**Directions**
Reproduce all of the data word for word.

================

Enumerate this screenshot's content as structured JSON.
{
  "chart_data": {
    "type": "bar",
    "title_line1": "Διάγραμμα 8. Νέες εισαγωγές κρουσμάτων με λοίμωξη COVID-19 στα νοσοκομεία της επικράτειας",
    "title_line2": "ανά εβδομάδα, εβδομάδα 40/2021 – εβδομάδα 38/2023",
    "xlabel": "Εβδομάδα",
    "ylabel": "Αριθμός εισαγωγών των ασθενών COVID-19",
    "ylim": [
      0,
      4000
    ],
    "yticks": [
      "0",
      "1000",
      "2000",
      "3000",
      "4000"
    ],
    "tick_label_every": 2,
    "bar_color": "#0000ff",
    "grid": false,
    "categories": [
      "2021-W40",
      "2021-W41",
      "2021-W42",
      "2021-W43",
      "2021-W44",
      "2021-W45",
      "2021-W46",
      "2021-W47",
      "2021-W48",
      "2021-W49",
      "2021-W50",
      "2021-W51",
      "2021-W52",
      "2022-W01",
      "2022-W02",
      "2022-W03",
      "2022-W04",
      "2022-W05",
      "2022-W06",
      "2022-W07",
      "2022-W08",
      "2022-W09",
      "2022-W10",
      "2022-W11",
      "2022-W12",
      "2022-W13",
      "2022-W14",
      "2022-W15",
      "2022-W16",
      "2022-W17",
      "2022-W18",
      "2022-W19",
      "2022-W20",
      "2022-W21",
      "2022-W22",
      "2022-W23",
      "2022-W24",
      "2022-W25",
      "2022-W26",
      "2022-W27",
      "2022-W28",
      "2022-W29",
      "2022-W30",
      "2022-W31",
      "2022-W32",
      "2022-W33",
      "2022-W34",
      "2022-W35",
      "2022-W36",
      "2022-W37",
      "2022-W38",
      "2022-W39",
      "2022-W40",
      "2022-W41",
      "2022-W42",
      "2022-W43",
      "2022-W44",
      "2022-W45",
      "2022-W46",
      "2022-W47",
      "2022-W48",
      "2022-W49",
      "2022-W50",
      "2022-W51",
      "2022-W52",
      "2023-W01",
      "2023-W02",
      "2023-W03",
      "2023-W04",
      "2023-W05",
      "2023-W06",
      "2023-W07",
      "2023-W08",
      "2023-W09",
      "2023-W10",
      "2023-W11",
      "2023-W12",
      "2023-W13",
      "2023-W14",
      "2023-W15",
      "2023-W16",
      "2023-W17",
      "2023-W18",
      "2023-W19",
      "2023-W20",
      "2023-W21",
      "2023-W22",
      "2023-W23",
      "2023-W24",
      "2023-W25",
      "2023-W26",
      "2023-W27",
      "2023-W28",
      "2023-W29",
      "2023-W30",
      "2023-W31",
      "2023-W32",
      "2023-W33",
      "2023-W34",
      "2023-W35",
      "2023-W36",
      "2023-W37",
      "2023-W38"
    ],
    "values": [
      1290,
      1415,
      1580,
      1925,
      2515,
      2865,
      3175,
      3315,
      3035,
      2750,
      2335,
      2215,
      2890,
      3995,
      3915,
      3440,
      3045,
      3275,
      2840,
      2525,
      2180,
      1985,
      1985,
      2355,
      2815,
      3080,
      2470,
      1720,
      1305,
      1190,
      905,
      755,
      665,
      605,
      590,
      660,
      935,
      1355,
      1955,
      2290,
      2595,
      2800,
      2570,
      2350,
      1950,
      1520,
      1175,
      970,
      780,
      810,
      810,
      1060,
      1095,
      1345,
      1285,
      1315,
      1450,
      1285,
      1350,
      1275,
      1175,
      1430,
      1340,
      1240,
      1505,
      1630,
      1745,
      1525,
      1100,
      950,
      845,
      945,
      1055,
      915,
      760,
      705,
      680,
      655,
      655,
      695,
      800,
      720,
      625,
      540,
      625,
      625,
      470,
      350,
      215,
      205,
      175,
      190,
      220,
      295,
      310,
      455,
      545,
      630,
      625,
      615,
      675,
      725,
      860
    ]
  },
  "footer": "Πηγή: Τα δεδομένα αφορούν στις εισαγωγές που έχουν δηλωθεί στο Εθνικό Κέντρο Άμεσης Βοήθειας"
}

================

**Task solution**
Enumerate this screenshot's content as structured JSON.
{
  "chart_data": {
    "type": "bar",
    "title_line1": "Διάγραμμα 8. Νέες εισαγωγές κρουσμάτων με λοίμωξη COVID-19 στα νοσοκομεία της επικράτειας",
    "title_line2": "ανά εβδομάδα, εβδομάδα 40/2021 – εβδομάδα 38/2023",
    "xlabel": "Εβδομάδα",
    "ylabel": "Αριθμός εισαγωγών των ασθενών COVID-19",
    "ylim": [
      0,
      4000
    ],
    "yticks": [
      "0",
      "1000",
      "2000",
      "3000",
      "4000"
    ],
    "tick_label_every": 2,
    "bar_color": "#0000ff",
    "grid": false,
    "categories": [
      "2021-W40",
      "2021-W41",
      "2021-W42",
      "2021-W43",
      "2021-W44",
      "2021-W45",
      "2021-W46",
      "2021-W47",
      "2021-W48",
      "2021-W49",
      "2021-W50",
      "2021-W51",
      "2021-W52",
      "2022-W01",
      "2022-W02",
      "2022-W03",
      "2022-W04",
      "2022-W05",
      "2022-W06",
      "2022-W07",
      "2022-W08",
      "2022-W09",
      "2022-W10",
      "2022-W11",
      "2022-W12",
      "2022-W13",
      "2022-W14",
      "2022-W15",
      "2022-W16",
      "2022-W17",
      "2022-W18",
      "2022-W19",
      "2022-W20",
      "2022-W21",
      "2022-W22",
      "2022-W23",
      "2022-W24",
      "2022-W25",
      "2022-W26",
      "2022-W27",
      "2022-W28",
      "2022-W29",
      "2022-W30",
      "2022-W31",
      "2022-W32",
      "2022-W33",
      "2022-W34",
      "2022-W35",
      "2022-W36",
      "2022-W37",
      "2022-W38",
      "2022-W39",
      "2022-W40",
      "2022-W41",
      "2022-W42",
      "2022-W43",
      "2022-W44",
      "2022-W45",
      "2022-W46",
      "2022-W47",
      "2022-W48",
      "2022-W49",
      "2022-W50",
      "2022-W51",
      "2022-W52",
      "2023-W01",
      "2023-W02",
      "2023-W03",
      "2023-W04",
      "2023-W05",
      "2023-W06",
      "2023-W07",
      "2023-W08",
      "2023-W09",
      "2023-W10",
      "2023-W11",
      "2023-W12",
      "2023-W13",
      "2023-W14",
      "2023-W15",
      "2023-W16",
      "2023-W17",
      "2023-W18",
      "2023-W19",
      "2023-W20",
      "2023-W21",
      "2023-W22",
      "2023-W23",
      "2023-W24",
      "2023-W25",
      "2023-W26",
      "2023-W27",
      "2023-W28",
      "2023-W29",
      "2023-W30",
      "2023-W31",
      "2023-W32",
      "2023-W33",
      "2023-W34",
      "2023-W35",
      "2023-W36",
      "2023-W37",
      "2023-W38"
    ],
    "values": [
      1290,
      1415,
      1580,
      1925,
      2515,
      2865,
      3175,
      3315,
      3035,
      2750,
      2335,
      2215,
      2890,
      3995,
      3915,
      3440,
      3045,
      3275,
      2840,
      2525,
      2180,
      1985,
      1985,
      2355,
      2815,
      3080,
      2470,
      1720,
      1305,
      1190,
      905,
      755,
      665,
      605,
      590,
      660,
      935,
      1355,
      1955,
      2290,
      2595,
      2800,
      2570,
      2350,
      1950,
      1520,
      1175,
      970,
      780,
      810,
      810,
      1060,
      1095,
      1345,
      1285,
      1315,
      1450,
      1285,
      1350,
      1275,
      1175,
      1430,
      1340,
      1240,
      1505,
      1630,
      1745,
      1525,
      1100,
      950,
      845,
      945,
      1055,
      915,
      760,
      705,
      680,
      655,
      655,
      695,
      800,
      720,
      625,
      540,
      625,
      625,
      470,
      350,
      215,
      205,
      175,
      190,
      220,
      295,
      310,
      455,
      545,
      630,
      625,
      615,
      675,
      725,
      860
    ]
  },
  "footer": "Πηγή: Τα δεδομένα αφορούν στις εισαγωγές που έχουν δηλωθεί στο Εθνικό Κέντρο Άμεσης Βοήθειας"
}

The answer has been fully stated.